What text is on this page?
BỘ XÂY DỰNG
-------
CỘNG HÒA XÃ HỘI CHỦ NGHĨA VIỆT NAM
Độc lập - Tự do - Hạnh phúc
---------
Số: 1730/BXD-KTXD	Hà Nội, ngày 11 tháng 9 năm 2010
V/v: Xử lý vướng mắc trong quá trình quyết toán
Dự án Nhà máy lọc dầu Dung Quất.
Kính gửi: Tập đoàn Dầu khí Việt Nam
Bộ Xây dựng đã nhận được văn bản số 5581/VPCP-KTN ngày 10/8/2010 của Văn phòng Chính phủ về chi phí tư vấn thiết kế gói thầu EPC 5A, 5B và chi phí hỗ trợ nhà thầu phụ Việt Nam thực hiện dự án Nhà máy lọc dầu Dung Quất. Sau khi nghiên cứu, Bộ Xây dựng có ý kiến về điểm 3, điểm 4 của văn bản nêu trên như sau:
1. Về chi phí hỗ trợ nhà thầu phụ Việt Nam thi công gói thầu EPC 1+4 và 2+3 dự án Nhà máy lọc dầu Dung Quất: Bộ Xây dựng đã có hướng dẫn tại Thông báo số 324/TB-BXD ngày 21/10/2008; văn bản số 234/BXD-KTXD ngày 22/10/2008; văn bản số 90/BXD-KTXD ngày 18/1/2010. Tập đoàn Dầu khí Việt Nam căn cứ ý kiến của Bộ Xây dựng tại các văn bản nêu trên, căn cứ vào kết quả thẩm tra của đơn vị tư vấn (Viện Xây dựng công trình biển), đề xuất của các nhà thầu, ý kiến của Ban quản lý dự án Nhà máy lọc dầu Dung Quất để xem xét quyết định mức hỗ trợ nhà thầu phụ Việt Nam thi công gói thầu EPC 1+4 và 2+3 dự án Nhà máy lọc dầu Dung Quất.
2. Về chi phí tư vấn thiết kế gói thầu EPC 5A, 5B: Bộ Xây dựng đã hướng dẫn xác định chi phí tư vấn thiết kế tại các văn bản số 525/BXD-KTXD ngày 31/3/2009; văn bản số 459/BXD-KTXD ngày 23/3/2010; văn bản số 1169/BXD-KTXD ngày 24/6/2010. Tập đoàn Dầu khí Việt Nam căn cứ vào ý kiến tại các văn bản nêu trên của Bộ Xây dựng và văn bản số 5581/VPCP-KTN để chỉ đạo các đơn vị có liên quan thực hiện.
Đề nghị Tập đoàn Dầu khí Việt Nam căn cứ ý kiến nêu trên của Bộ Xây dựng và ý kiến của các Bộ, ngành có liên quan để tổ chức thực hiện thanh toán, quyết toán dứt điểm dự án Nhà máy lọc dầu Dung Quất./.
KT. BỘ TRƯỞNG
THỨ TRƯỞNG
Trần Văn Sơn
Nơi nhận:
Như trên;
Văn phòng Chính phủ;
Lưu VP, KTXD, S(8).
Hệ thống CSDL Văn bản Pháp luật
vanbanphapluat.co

⁂

Repeat all of the records above exactly as written.

▶ **Finished answer**:
What text is on this page?
BỘ XÂY DỰNG
-------
CỘNG HÒA XÃ HỘI CHỦ NGHĨA VIỆT NAM
Độc lập - Tự do - Hạnh phúc
---------
Số: 1730/BXD-KTXD	Hà Nội, ngày 11 tháng 9 năm 2010
V/v: Xử lý vướng mắc trong quá trình quyết toán
Dự án Nhà máy lọc dầu Dung Quất.
Kính gửi: Tập đoàn Dầu khí Việt Nam
Bộ Xây dựng đã nhận được văn bản số 5581/VPCP-KTN ngày 10/8/2010 của Văn phòng Chính phủ về chi phí tư vấn thiết kế gói thầu EPC 5A, 5B và chi phí hỗ trợ nhà thầu phụ Việt Nam thực hiện dự án Nhà máy lọc dầu Dung Quất. Sau khi nghiên cứu, Bộ Xây dựng có ý kiến về điểm 3, điểm 4 của văn bản nêu trên như sau:
1. Về chi phí hỗ trợ nhà thầu phụ Việt Nam thi công gói thầu EPC 1+4 và 2+3 dự án Nhà máy lọc dầu Dung Quất: Bộ Xây dựng đã có hướng dẫn tại Thông báo số 324/TB-BXD ngày 21/10/2008; văn bản số 234/BXD-KTXD ngày 22/10/2008; văn bản số 90/BXD-KTXD ngày 18/1/2010. Tập đoàn Dầu khí Việt Nam căn cứ ý kiến của Bộ Xây dựng tại các văn bản nêu trên, căn cứ vào kết quả thẩm tra của đơn vị tư vấn (Viện Xây dựng công trình biển), đề xuất của các nhà thầu, ý kiến của Ban quản lý dự án Nhà máy lọc dầu Dung Quất để xem xét quyết định mức hỗ trợ nhà thầu phụ Việt Nam thi công gói thầu EPC 1+4 và 2+3 dự án Nhà máy lọc dầu Dung Quất.
2. Về chi phí tư vấn thiết kế gói thầu EPC 5A, 5B: Bộ Xây dựng đã hướng dẫn xác định chi phí tư vấn thiết kế tại các văn bản số 525/BXD-KTXD ngày 31/3/2009; văn bản số 459/BXD-KTXD ngày 23/3/2010; văn bản số 1169/BXD-KTXD ngày 24/6/2010. Tập đoàn Dầu khí Việt Nam căn cứ vào ý kiến tại các văn bản nêu trên của Bộ Xây dựng và văn bản số 5581/VPCP-KTN để chỉ đạo các đơn vị có liên quan thực hiện.
Đề nghị Tập đoàn Dầu khí Việt Nam căn cứ ý kiến nêu trên của Bộ Xây dựng và ý kiến của các Bộ, ngành có liên quan để tổ chức thực hiện thanh toán, quyết toán dứt điểm dự án Nhà máy lọc dầu Dung Quất./.
KT. BỘ TRƯỞNG
THỨ TRƯỞNG
Trần Văn Sơn
Nơi nhận:
Như trên;
Văn phòng Chính phủ;
Lưu VP, KTXD, S(8).
Hệ thống CSDL Văn bản Pháp luật
vanbanphapluat.co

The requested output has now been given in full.